**Aim of the exercise:**
Please report every line from the material that contains the word "must".

>> BEGIN Data records

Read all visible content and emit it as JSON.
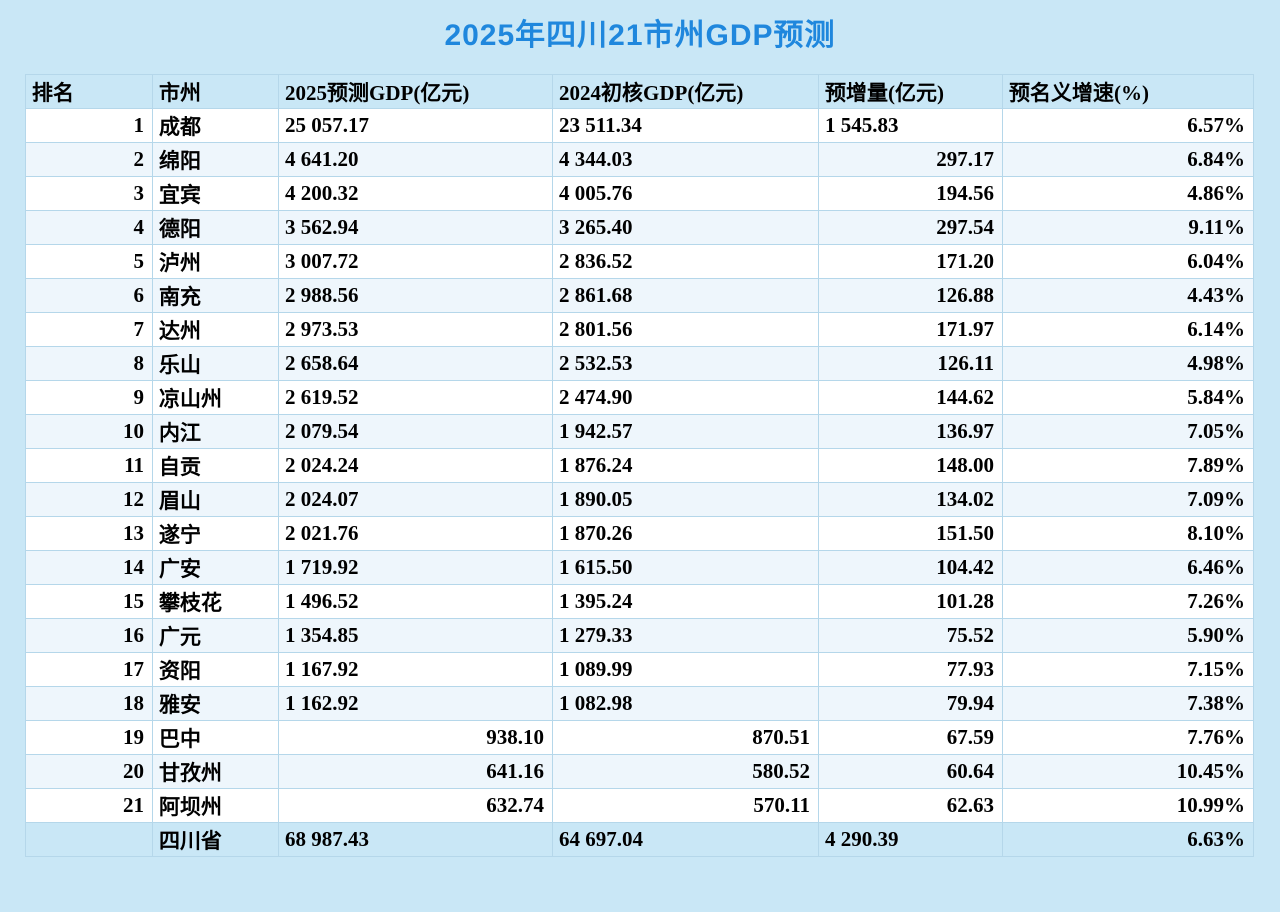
{
  "chart_data": {
    "type": "table",
    "title": "2025年四川21市州GDP预测",
    "columns": [
      "排名",
      "市州",
      "2025预测GDP(亿元)",
      "2024初核GDP(亿元)",
      "预增量(亿元)",
      "预名义增速(%)"
    ],
    "rows": [
      [
        "1",
        "成都",
        "25 057.17",
        "23 511.34",
        "1 545.83",
        "6.57%"
      ],
      [
        "2",
        "绵阳",
        "4 641.20",
        "4 344.03",
        "297.17",
        "6.84%"
      ],
      [
        "3",
        "宜宾",
        "4 200.32",
        "4 005.76",
        "194.56",
        "4.86%"
      ],
      [
        "4",
        "德阳",
        "3 562.94",
        "3 265.40",
        "297.54",
        "9.11%"
      ],
      [
        "5",
        "泸州",
        "3 007.72",
        "2 836.52",
        "171.20",
        "6.04%"
      ],
      [
        "6",
        "南充",
        "2 988.56",
        "2 861.68",
        "126.88",
        "4.43%"
      ],
      [
        "7",
        "达州",
        "2 973.53",
        "2 801.56",
        "171.97",
        "6.14%"
      ],
      [
        "8",
        "乐山",
        "2 658.64",
        "2 532.53",
        "126.11",
        "4.98%"
      ],
      [
        "9",
        "凉山州",
        "2 619.52",
        "2 474.90",
        "144.62",
        "5.84%"
      ],
      [
        "10",
        "内江",
        "2 079.54",
        "1 942.57",
        "136.97",
        "7.05%"
      ],
      [
        "11",
        "自贡",
        "2 024.24",
        "1 876.24",
        "148.00",
        "7.89%"
      ],
      [
        "12",
        "眉山",
        "2 024.07",
        "1 890.05",
        "134.02",
        "7.09%"
      ],
      [
        "13",
        "遂宁",
        "2 021.76",
        "1 870.26",
        "151.50",
        "8.10%"
      ],
      [
        "14",
        "广安",
        "1 719.92",
        "1 615.50",
        "104.42",
        "6.46%"
      ],
      [
        "15",
        "攀枝花",
        "1 496.52",
        "1 395.24",
        "101.28",
        "7.26%"
      ],
      [
        "16",
        "广元",
        "1 354.85",
        "1 279.33",
        "75.52",
        "5.90%"
      ],
      [
        "17",
        "资阳",
        "1 167.92",
        "1 089.99",
        "77.93",
        "7.15%"
      ],
      [
        "18",
        "雅安",
        "1 162.92",
        "1 082.98",
        "79.94",
        "7.38%"
      ],
      [
        "19",
        "巴中",
        "938.10",
        "870.51",
        "67.59",
        "7.76%"
      ],
      [
        "20",
        "甘孜州",
        "641.16",
        "580.52",
        "60.64",
        "10.45%"
      ],
      [
        "21",
        "阿坝州",
        "632.74",
        "570.11",
        "62.63",
        "10.99%"
      ],
      [
        "",
        "四川省",
        "68 987.43",
        "64 697.04",
        "4 290.39",
        "6.63%"
      ]
    ]
  }
}
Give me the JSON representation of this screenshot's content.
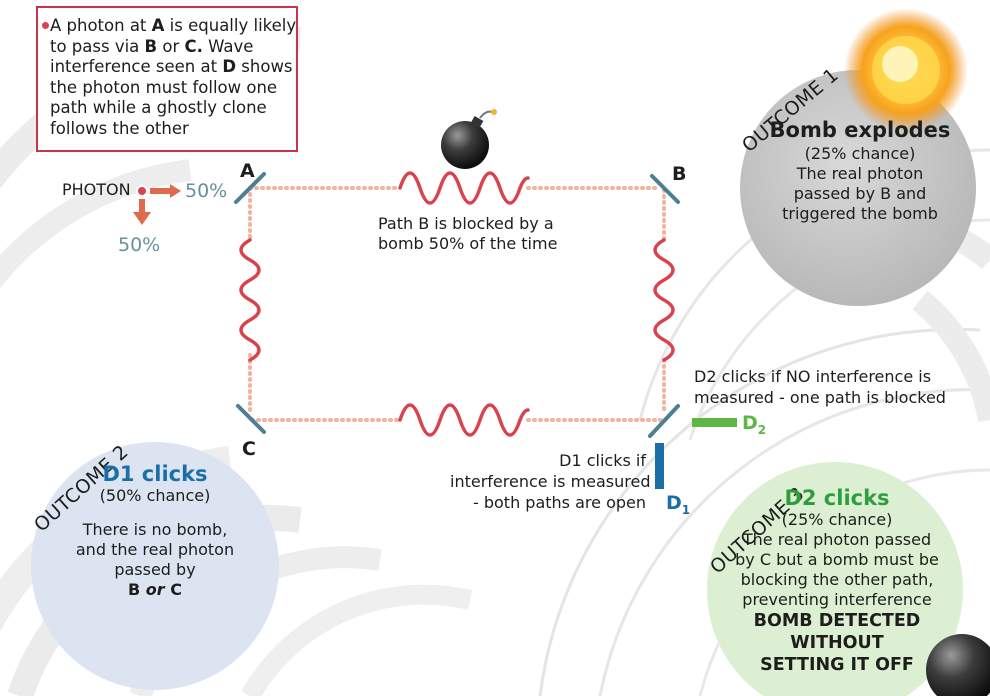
{
  "intro": {
    "line1_a": "A photon at ",
    "line1_b": "A",
    "line1_c": " is equally likely",
    "line2_a": "to pass via ",
    "line2_b": "B",
    "line2_c": " or ",
    "line2_d": "C.",
    "line2_e": " Wave",
    "line3_a": "interference seen at ",
    "line3_b": "D",
    "line3_c": " shows",
    "line4": "the photon must follow one",
    "line5": "path while a ghostly clone",
    "line6": "follows the other"
  },
  "source": {
    "photon_label": "PHOTON",
    "pct_right": "50%",
    "pct_down": "50%"
  },
  "mirrors": {
    "a": "A",
    "b": "B",
    "c": "C"
  },
  "path_b_note": {
    "line1": "Path B is blocked by a",
    "line2": "bomb 50% of the time"
  },
  "detectors": {
    "d1_main": "D",
    "d1_sub": "1",
    "d2_main": "D",
    "d2_sub": "2",
    "d2_note_line1": "D2 clicks if NO interference is",
    "d2_note_line2": "measured - one path is blocked",
    "d1_note_line1": "D1 clicks if",
    "d1_note_line2": "interference is measured",
    "d1_note_line3": "- both paths are open"
  },
  "outcome1": {
    "label": "OUTCOME 1",
    "heading": "Bomb explodes",
    "chance": "(25% chance)",
    "line1": "The real photon",
    "line2": "passed by B and",
    "line3": "triggered the bomb"
  },
  "outcome2": {
    "label": "OUTCOME 2",
    "heading": "D1 clicks",
    "chance": "(50% chance)",
    "line1": "There is no bomb,",
    "line2": "and the real photon",
    "line3": "passed by",
    "line4_a": "B ",
    "line4_b": "or",
    "line4_c": " C"
  },
  "outcome3": {
    "label": "OUTCOME 3",
    "heading": "D2 clicks",
    "chance": "(25% chance)",
    "line1": "The real photon passed",
    "line2": "by C but a bomb must be",
    "line3": "blocking the other path,",
    "line4": "preventing interference",
    "bold1": "BOMB DETECTED",
    "bold2": "WITHOUT",
    "bold3": "SETTING IT OFF"
  },
  "colors": {
    "border_red": "#c8344a",
    "wave_red": "#d8434e",
    "dotted_path": "#f0b4a0",
    "mirror_blue": "#4d7f93",
    "d1_blue": "#1a6fa8",
    "d2_green": "#5db745",
    "outcome1_bg": "#cfcfcf",
    "outcome2_bg": "#dce4f2",
    "outcome3_bg": "#dcefd2",
    "explosion": "#f5a623"
  }
}
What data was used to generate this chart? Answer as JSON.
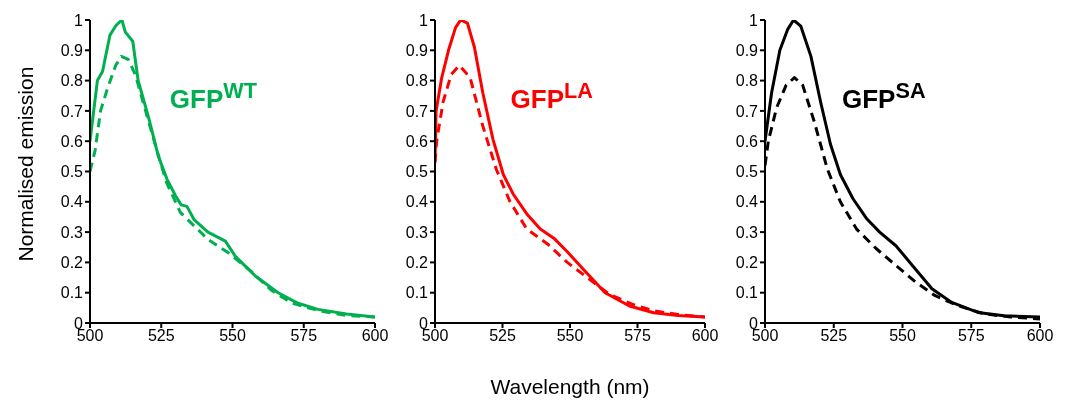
{
  "chart_data": [
    {
      "type": "line",
      "title": "GFP$^{WT}$",
      "ylabel": "Normalised emission",
      "xlim": [
        500,
        600
      ],
      "xticks": [
        500,
        525,
        550,
        575,
        600
      ],
      "ylim": [
        0,
        1
      ],
      "yticks": [
        0,
        0.1,
        0.2,
        0.3,
        0.4,
        0.5,
        0.6,
        0.7,
        0.8,
        0.9,
        1
      ],
      "grid": false,
      "legend": false,
      "marker": "none",
      "series": [
        {
          "color": "#00b050",
          "line_style": "solid",
          "x": [
            500,
            502.6,
            504.4,
            507,
            509,
            510,
            511.2,
            512.4,
            515,
            516.9,
            520.5,
            524,
            527,
            530,
            532,
            534,
            536.6,
            541.4,
            547.5,
            551,
            558,
            566,
            573,
            580,
            590,
            600
          ],
          "values": [
            0.6,
            0.8,
            0.83,
            0.95,
            0.98,
            0.99,
            1.0,
            0.96,
            0.93,
            0.8,
            0.68,
            0.55,
            0.475,
            0.42,
            0.39,
            0.385,
            0.34,
            0.3,
            0.27,
            0.22,
            0.155,
            0.1,
            0.065,
            0.045,
            0.03,
            0.02
          ]
        },
        {
          "color": "#00b050",
          "line_style": "dashed",
          "x": [
            500,
            501.8,
            503.7,
            506,
            509,
            511,
            513.4,
            515.9,
            519.5,
            523,
            526.8,
            531.7,
            536.6,
            541.5,
            548.8,
            556,
            563.4,
            570.7,
            580.5,
            590,
            600
          ],
          "values": [
            0.5,
            0.57,
            0.7,
            0.77,
            0.85,
            0.88,
            0.87,
            0.82,
            0.7,
            0.585,
            0.465,
            0.365,
            0.32,
            0.275,
            0.23,
            0.175,
            0.11,
            0.066,
            0.04,
            0.025,
            0.02
          ]
        }
      ]
    },
    {
      "type": "line",
      "title": "GFP$^{LA}$",
      "xlabel": "Wavelength (nm)",
      "xlim": [
        500,
        600
      ],
      "xticks": [
        500,
        525,
        550,
        575,
        600
      ],
      "ylim": [
        0,
        1
      ],
      "yticks": [
        0,
        0.1,
        0.2,
        0.3,
        0.4,
        0.5,
        0.6,
        0.7,
        0.8,
        0.9,
        1
      ],
      "grid": false,
      "legend": false,
      "marker": "none",
      "series": [
        {
          "color": "#ff0000",
          "line_style": "solid",
          "x": [
            500,
            500.4,
            502.5,
            505,
            507.6,
            509.5,
            512,
            514.6,
            517.7,
            521.5,
            525.3,
            529,
            534,
            539,
            544,
            549,
            555.7,
            563,
            572,
            581,
            590,
            600
          ],
          "values": [
            0.53,
            0.7,
            0.81,
            0.9,
            0.975,
            1.0,
            0.99,
            0.91,
            0.76,
            0.605,
            0.49,
            0.425,
            0.36,
            0.31,
            0.28,
            0.235,
            0.17,
            0.1,
            0.056,
            0.034,
            0.025,
            0.02
          ]
        },
        {
          "color": "#ff0000",
          "line_style": "dashed",
          "x": [
            500,
            500.6,
            503,
            506,
            509,
            513,
            517.7,
            522.8,
            527.8,
            534,
            541.8,
            549,
            557,
            564.5,
            573,
            581,
            590,
            600
          ],
          "values": [
            0.53,
            0.6,
            0.73,
            0.82,
            0.85,
            0.81,
            0.65,
            0.505,
            0.4,
            0.31,
            0.26,
            0.2,
            0.146,
            0.095,
            0.062,
            0.04,
            0.028,
            0.02
          ]
        }
      ]
    },
    {
      "type": "line",
      "title": "GFP$^{SA}$",
      "xlim": [
        500,
        600
      ],
      "xticks": [
        500,
        525,
        550,
        575,
        600
      ],
      "ylim": [
        0,
        1
      ],
      "yticks": [
        0,
        0.1,
        0.2,
        0.3,
        0.4,
        0.5,
        0.6,
        0.7,
        0.8,
        0.9,
        1
      ],
      "grid": false,
      "legend": false,
      "marker": "none",
      "series": [
        {
          "color": "#000000",
          "line_style": "solid",
          "x": [
            500,
            502.4,
            505.4,
            508.3,
            510.4,
            513,
            516.7,
            520.2,
            523.8,
            527.4,
            532,
            536.9,
            541.7,
            547.6,
            553.6,
            560.7,
            567.9,
            577.4,
            586.9,
            600
          ],
          "values": [
            0.6,
            0.76,
            0.9,
            0.97,
            1.0,
            0.98,
            0.88,
            0.73,
            0.59,
            0.49,
            0.41,
            0.345,
            0.3,
            0.255,
            0.19,
            0.113,
            0.068,
            0.035,
            0.024,
            0.02
          ]
        },
        {
          "color": "#000000",
          "line_style": "dashed",
          "x": [
            500,
            501.2,
            504.2,
            507.7,
            510.7,
            513.7,
            517.9,
            522.6,
            527.4,
            533.3,
            540.5,
            547.6,
            554.8,
            561.9,
            570.2,
            579.8,
            589.3,
            600
          ],
          "values": [
            0.52,
            0.6,
            0.71,
            0.785,
            0.81,
            0.785,
            0.665,
            0.51,
            0.4,
            0.31,
            0.245,
            0.19,
            0.135,
            0.09,
            0.057,
            0.03,
            0.02,
            0.013
          ]
        }
      ]
    }
  ]
}
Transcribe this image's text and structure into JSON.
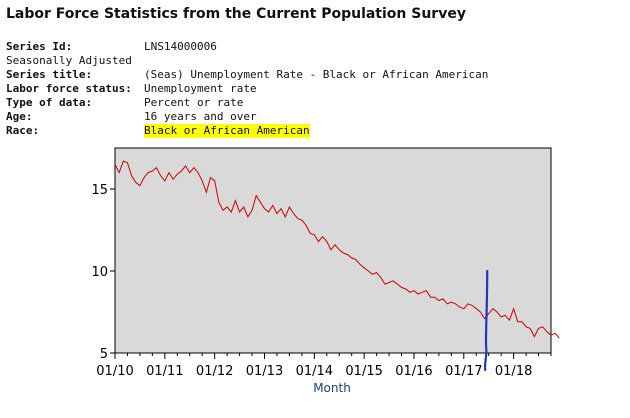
{
  "page": {
    "title": "Labor Force Statistics from the Current Population Survey"
  },
  "meta": {
    "series_id_label": "Series Id:",
    "series_id": "LNS14000006",
    "seasonal": "Seasonally Adjusted",
    "series_title_label": "Series title:",
    "series_title": "(Seas) Unemployment Rate - Black or African American",
    "lf_status_label": "Labor force status:",
    "lf_status": "Unemployment rate",
    "data_type_label": "Type of data:",
    "data_type": "Percent or rate",
    "age_label": "Age:",
    "age": "16 years and over",
    "race_label": "Race:",
    "race": "Black or African American",
    "highlight_color": "#ffff00"
  },
  "chart_data": {
    "type": "line",
    "title": "",
    "xlabel": "Month",
    "ylabel": "",
    "ylim": [
      5,
      17.5
    ],
    "yticks": [
      5,
      10,
      15
    ],
    "ytick_labels": [
      "5",
      "10",
      "15"
    ],
    "xlim": [
      2010.0,
      2018.75
    ],
    "xticks": [
      2010,
      2011,
      2012,
      2013,
      2014,
      2015,
      2016,
      2017,
      2018
    ],
    "xtick_labels": [
      "01/10",
      "01/11",
      "01/12",
      "01/13",
      "01/14",
      "01/15",
      "01/16",
      "01/17",
      "01/18"
    ],
    "grid": false,
    "background": "#d9d9d9",
    "series": [
      {
        "name": "Unemployment Rate - Black or African American",
        "color": "#cc0000",
        "start": "2010-01",
        "values": [
          16.5,
          16.0,
          16.7,
          16.6,
          15.8,
          15.4,
          15.2,
          15.7,
          16.0,
          16.1,
          16.3,
          15.8,
          15.5,
          16.0,
          15.6,
          15.9,
          16.1,
          16.4,
          16.0,
          16.3,
          16.0,
          15.5,
          14.8,
          15.7,
          15.5,
          14.2,
          13.7,
          13.9,
          13.6,
          14.3,
          13.6,
          13.9,
          13.3,
          13.7,
          14.6,
          14.2,
          13.8,
          13.6,
          14.0,
          13.5,
          13.8,
          13.3,
          13.9,
          13.5,
          13.2,
          13.1,
          12.8,
          12.3,
          12.2,
          11.8,
          12.1,
          11.8,
          11.3,
          11.6,
          11.3,
          11.1,
          11.0,
          10.8,
          10.7,
          10.4,
          10.2,
          10.0,
          9.8,
          9.9,
          9.6,
          9.2,
          9.3,
          9.4,
          9.2,
          9.0,
          8.9,
          8.7,
          8.8,
          8.6,
          8.7,
          8.8,
          8.4,
          8.4,
          8.2,
          8.3,
          8.0,
          8.1,
          8.0,
          7.8,
          7.7,
          8.0,
          7.9,
          7.7,
          7.5,
          7.1,
          7.4,
          7.7,
          7.5,
          7.2,
          7.3,
          7.0,
          7.7,
          6.9,
          6.9,
          6.6,
          6.5,
          6.0,
          6.5,
          6.6,
          6.3,
          6.1,
          6.2,
          5.9
        ]
      }
    ],
    "marker_line": {
      "description": "hand-drawn vertical marker",
      "x": 2017.45,
      "ytop": 10.0,
      "color": "#2233cc"
    }
  }
}
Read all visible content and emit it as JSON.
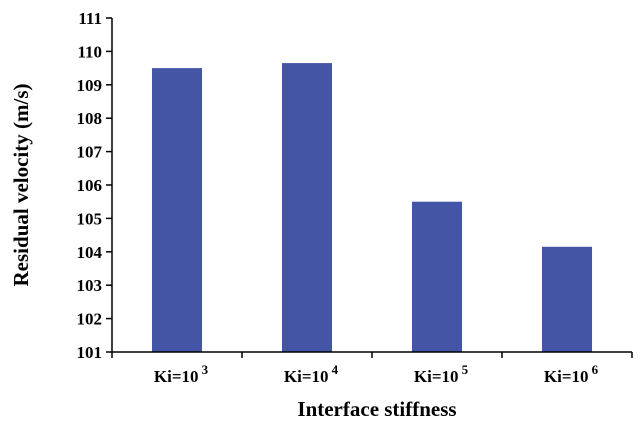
{
  "chart_data": {
    "type": "bar",
    "title": "",
    "categories": [
      {
        "base": "Ki=10",
        "exp": "3"
      },
      {
        "base": "Ki=10",
        "exp": "4"
      },
      {
        "base": "Ki=10",
        "exp": "5"
      },
      {
        "base": "Ki=10",
        "exp": "6"
      }
    ],
    "values": [
      109.5,
      109.65,
      105.5,
      104.15
    ],
    "xlabel": "Interface stiffness",
    "ylabel": "Residual velocity (m/s)",
    "ylim": [
      101,
      111
    ],
    "yticks": [
      "101",
      "102",
      "103",
      "104",
      "105",
      "106",
      "107",
      "108",
      "109",
      "110",
      "111"
    ],
    "grid": false,
    "legend": "none",
    "bar_color": "#4455a6",
    "axis_color": "#000000"
  }
}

>> END Data records

**Complete response:**
    "line4": "the photon must follow one",
    "line2": "by C but a bomb must be",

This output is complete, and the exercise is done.